→ **TASK TO CARRY OUT**
Gather every line that includes the word "this", please.
-- begin DATASET RECORDS --
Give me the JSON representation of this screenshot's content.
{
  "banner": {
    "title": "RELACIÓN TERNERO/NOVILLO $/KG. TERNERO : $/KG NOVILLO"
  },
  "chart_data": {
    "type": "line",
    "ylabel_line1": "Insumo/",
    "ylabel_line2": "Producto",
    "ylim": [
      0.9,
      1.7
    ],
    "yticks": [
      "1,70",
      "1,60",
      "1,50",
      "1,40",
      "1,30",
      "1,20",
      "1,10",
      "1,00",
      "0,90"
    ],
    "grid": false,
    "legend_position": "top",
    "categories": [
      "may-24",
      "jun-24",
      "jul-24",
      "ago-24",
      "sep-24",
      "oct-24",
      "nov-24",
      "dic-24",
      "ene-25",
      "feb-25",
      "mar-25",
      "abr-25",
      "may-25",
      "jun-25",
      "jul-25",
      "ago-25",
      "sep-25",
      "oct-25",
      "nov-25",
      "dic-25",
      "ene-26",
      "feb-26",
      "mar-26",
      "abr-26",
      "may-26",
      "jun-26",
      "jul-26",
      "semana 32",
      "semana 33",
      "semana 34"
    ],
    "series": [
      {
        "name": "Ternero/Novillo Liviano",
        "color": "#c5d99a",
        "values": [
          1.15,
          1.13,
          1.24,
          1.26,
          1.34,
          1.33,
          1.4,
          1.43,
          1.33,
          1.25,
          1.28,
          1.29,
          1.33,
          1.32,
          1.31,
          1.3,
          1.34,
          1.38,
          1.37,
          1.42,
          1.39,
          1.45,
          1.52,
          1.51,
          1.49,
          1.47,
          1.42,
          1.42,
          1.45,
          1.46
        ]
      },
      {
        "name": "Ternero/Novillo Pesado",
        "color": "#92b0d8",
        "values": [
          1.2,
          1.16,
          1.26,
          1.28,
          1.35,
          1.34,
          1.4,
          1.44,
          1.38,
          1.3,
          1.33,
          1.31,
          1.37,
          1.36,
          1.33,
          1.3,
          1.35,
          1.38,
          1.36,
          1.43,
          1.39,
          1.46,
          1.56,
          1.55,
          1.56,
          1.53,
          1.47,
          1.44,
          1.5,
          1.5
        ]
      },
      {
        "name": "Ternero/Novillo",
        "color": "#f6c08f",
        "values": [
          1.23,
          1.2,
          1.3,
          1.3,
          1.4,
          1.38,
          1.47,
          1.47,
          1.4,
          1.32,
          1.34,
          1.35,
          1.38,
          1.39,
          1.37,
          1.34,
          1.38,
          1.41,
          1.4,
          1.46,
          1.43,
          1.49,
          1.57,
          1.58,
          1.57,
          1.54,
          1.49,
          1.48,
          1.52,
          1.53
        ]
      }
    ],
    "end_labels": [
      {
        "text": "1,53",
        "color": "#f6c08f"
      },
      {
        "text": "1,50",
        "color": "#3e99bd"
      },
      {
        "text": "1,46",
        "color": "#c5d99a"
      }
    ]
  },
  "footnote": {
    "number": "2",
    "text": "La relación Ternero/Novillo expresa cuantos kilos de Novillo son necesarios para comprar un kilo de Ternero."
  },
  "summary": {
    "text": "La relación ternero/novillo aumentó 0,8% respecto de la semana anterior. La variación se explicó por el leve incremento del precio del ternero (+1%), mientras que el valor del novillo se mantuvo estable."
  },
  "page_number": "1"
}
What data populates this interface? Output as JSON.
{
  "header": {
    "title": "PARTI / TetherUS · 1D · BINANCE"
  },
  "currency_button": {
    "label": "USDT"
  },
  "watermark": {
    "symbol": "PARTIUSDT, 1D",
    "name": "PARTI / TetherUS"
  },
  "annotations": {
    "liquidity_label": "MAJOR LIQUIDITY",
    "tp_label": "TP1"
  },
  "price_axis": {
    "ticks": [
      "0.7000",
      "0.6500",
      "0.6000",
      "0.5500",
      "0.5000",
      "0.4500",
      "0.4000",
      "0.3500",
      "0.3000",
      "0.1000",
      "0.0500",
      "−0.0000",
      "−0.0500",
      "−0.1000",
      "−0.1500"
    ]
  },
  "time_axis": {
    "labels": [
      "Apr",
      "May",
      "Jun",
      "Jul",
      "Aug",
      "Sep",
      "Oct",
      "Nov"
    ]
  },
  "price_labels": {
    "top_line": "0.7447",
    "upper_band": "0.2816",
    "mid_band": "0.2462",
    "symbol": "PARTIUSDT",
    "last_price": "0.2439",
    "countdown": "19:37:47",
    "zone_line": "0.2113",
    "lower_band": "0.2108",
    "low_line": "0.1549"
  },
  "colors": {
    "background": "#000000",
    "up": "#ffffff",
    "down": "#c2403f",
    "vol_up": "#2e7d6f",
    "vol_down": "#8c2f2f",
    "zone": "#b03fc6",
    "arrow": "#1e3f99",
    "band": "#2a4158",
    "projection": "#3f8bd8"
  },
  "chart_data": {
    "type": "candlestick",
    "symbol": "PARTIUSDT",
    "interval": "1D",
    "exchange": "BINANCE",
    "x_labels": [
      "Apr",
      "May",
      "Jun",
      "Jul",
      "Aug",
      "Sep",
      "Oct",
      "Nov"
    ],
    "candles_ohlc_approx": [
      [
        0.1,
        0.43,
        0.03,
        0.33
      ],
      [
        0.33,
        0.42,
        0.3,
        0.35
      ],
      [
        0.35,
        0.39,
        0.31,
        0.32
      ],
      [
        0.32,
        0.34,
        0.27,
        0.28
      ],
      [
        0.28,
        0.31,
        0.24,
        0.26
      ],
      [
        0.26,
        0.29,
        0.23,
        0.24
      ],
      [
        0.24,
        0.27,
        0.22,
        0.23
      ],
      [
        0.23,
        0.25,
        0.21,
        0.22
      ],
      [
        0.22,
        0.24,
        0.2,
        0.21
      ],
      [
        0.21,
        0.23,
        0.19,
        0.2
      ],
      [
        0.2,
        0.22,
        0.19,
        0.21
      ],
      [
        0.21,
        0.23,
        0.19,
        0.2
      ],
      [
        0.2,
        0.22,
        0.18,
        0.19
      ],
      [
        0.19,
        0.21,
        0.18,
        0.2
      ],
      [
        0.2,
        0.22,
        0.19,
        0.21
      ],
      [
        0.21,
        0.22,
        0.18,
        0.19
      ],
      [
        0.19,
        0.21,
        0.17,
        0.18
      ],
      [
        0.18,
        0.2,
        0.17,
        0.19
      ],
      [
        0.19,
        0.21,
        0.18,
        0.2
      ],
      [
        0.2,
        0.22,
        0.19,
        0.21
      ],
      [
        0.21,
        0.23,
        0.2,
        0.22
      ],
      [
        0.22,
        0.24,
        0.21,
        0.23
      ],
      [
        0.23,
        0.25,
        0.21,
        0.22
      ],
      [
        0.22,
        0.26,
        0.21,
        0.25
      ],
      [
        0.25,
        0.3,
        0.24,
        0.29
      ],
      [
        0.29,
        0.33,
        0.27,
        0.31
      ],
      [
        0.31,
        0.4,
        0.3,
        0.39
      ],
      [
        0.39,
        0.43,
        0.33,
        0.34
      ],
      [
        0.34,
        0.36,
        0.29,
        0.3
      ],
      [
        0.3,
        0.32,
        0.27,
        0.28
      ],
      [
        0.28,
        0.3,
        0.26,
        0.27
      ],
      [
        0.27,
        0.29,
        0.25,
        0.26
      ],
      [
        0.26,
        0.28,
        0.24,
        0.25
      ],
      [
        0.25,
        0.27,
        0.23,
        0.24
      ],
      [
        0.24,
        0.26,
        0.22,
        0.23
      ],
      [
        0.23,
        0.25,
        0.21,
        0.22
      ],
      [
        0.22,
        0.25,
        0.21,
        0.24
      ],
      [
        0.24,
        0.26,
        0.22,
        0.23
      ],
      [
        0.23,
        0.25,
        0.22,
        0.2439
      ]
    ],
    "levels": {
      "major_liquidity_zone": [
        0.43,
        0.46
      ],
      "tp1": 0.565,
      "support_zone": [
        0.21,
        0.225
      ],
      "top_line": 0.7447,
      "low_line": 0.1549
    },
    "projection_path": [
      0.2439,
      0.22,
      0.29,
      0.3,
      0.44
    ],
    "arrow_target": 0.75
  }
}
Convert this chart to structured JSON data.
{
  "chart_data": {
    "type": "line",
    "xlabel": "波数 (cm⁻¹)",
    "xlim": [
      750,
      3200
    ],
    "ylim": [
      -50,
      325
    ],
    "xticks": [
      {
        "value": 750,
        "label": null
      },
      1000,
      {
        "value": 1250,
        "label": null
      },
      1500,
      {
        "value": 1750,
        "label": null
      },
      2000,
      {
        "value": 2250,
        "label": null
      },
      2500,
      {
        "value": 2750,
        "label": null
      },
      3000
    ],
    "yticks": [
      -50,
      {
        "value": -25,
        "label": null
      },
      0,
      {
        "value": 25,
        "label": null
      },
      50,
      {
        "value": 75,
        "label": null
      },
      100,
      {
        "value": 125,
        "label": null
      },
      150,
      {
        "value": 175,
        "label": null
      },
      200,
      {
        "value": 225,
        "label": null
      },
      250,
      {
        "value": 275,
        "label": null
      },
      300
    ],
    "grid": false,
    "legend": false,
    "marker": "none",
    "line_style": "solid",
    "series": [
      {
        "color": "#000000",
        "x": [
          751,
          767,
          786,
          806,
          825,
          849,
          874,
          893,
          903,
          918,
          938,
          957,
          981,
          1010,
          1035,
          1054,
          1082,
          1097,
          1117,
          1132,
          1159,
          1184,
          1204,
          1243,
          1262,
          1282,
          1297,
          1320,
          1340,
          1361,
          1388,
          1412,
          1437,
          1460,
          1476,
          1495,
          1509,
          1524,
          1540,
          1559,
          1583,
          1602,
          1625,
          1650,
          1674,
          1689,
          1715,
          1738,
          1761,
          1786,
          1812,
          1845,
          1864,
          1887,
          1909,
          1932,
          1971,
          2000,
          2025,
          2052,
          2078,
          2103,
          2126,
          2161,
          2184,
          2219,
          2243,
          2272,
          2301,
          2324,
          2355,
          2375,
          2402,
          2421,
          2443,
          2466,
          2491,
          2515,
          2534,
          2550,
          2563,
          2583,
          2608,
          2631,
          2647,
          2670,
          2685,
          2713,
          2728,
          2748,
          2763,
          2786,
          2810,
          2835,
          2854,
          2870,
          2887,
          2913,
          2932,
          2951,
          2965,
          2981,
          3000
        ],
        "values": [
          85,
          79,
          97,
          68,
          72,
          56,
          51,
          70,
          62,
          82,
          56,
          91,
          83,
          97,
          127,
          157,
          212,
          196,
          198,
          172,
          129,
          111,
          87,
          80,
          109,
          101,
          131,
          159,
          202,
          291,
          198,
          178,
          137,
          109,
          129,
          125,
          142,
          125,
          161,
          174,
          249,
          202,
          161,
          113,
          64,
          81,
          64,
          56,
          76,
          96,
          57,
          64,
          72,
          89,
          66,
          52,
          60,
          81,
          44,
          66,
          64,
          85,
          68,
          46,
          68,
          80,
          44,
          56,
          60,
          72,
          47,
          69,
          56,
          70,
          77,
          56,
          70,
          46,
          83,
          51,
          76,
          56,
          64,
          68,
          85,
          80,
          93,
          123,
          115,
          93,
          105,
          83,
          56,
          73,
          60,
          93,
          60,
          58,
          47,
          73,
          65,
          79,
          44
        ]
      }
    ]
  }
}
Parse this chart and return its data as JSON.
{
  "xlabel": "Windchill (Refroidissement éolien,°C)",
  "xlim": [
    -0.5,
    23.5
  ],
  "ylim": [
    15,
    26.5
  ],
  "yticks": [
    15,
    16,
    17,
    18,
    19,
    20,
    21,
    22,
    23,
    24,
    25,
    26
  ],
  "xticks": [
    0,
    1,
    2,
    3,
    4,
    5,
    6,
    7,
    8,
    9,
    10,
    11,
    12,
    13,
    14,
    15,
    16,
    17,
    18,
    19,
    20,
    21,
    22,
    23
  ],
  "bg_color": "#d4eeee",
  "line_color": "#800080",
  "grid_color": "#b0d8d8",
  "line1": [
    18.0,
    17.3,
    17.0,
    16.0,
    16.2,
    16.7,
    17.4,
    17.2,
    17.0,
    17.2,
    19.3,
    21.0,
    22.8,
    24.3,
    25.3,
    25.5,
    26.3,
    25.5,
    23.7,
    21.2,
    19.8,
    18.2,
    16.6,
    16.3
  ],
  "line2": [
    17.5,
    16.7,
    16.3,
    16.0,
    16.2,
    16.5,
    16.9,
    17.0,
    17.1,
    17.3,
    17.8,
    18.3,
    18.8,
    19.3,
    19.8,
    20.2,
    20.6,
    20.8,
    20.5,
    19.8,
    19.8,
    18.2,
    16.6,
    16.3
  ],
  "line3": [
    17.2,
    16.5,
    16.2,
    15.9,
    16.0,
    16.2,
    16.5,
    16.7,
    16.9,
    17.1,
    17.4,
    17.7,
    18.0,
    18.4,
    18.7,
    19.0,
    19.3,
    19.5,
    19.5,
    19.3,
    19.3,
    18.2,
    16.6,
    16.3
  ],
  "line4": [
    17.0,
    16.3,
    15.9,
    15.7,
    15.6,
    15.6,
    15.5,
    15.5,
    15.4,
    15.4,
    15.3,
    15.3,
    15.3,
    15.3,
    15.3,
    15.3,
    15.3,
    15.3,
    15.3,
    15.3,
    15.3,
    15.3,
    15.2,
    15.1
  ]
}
-- end DATASET RECORDS --
→ **EXPECTED OUTPUT**
Give me the JSON representation of this screenshot's content.
What data populates this interface? Output as JSON.
Convert this chart to structured JSON data.
Parse this chart and return its data as JSON.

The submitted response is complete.